▶ Set exercise
What follows is a block of records; reproduce all of it verbatim.

— BEGIN Extracted entries —

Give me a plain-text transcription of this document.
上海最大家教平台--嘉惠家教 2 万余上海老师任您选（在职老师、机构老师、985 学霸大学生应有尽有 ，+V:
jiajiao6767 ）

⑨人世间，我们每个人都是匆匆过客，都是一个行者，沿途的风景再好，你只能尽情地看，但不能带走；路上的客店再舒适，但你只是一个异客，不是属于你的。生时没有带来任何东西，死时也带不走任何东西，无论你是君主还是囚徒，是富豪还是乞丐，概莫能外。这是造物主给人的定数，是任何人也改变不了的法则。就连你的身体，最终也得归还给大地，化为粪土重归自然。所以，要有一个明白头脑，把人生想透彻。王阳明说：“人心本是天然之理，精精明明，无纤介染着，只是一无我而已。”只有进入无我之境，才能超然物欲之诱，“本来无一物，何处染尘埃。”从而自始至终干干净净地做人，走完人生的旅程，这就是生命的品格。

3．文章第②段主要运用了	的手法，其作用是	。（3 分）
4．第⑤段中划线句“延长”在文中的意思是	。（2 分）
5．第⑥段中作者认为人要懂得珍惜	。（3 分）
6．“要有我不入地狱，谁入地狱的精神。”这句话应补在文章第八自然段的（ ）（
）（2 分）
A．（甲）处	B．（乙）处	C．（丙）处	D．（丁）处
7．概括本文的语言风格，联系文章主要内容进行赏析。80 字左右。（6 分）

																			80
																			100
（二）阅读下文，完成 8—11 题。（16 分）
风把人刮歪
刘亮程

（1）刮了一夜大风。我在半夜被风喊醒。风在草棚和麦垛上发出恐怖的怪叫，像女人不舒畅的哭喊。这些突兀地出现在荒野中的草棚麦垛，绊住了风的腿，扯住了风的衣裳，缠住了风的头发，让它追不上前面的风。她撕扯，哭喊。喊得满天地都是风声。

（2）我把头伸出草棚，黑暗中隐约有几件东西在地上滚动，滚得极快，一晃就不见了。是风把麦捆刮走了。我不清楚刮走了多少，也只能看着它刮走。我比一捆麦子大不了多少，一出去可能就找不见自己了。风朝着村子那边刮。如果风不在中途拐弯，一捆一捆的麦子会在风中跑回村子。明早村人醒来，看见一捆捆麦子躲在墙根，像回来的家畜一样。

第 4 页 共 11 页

— END Extracted entries —

▶ Completed exercise
Give me a plain-text transcription of this document.
上海最大家教平台--嘉惠家教 2 万余上海老师任您选（在职老师、机构老师、985 学霸大学生应有尽有 ，+V:
jiajiao6767 ）

⑨人世间，我们每个人都是匆匆过客，都是一个行者，沿途的风景再好，你只能尽情地看，但不能带走；路上的客店再舒适，但你只是一个异客，不是属于你的。生时没有带来任何东西，死时也带不走任何东西，无论你是君主还是囚徒，是富豪还是乞丐，概莫能外。这是造物主给人的定数，是任何人也改变不了的法则。就连你的身体，最终也得归还给大地，化为粪土重归自然。所以，要有一个明白头脑，把人生想透彻。王阳明说：“人心本是天然之理，精精明明，无纤介染着，只是一无我而已。”只有进入无我之境，才能超然物欲之诱，“本来无一物，何处染尘埃。”从而自始至终干干净净地做人，走完人生的旅程，这就是生命的品格。

3．文章第②段主要运用了	的手法，其作用是	。（3 分）
4．第⑤段中划线句“延长”在文中的意思是	。（2 分）
5．第⑥段中作者认为人要懂得珍惜	。（3 分）
6．“要有我不入地狱，谁入地狱的精神。”这句话应补在文章第八自然段的（ ）（
）（2 分）
A．（甲）处	B．（乙）处	C．（丙）处	D．（丁）处
7．概括本文的语言风格，联系文章主要内容进行赏析。80 字左右。（6 分）

																			80
																			100
（二）阅读下文，完成 8—11 题。（16 分）
风把人刮歪
刘亮程

（1）刮了一夜大风。我在半夜被风喊醒。风在草棚和麦垛上发出恐怖的怪叫，像女人不舒畅的哭喊。这些突兀地出现在荒野中的草棚麦垛，绊住了风的腿，扯住了风的衣裳，缠住了风的头发，让它追不上前面的风。她撕扯，哭喊。喊得满天地都是风声。

（2）我把头伸出草棚，黑暗中隐约有几件东西在地上滚动，滚得极快，一晃就不见了。是风把麦捆刮走了。我不清楚刮走了多少，也只能看着它刮走。我比一捆麦子大不了多少，一出去可能就找不见自己了。风朝着村子那边刮。如果风不在中途拐弯，一捆一捆的麦子会在风中跑回村子。明早村人醒来，看见一捆捆麦子躲在墙根，像回来的家畜一样。

第 4 页 共 11 页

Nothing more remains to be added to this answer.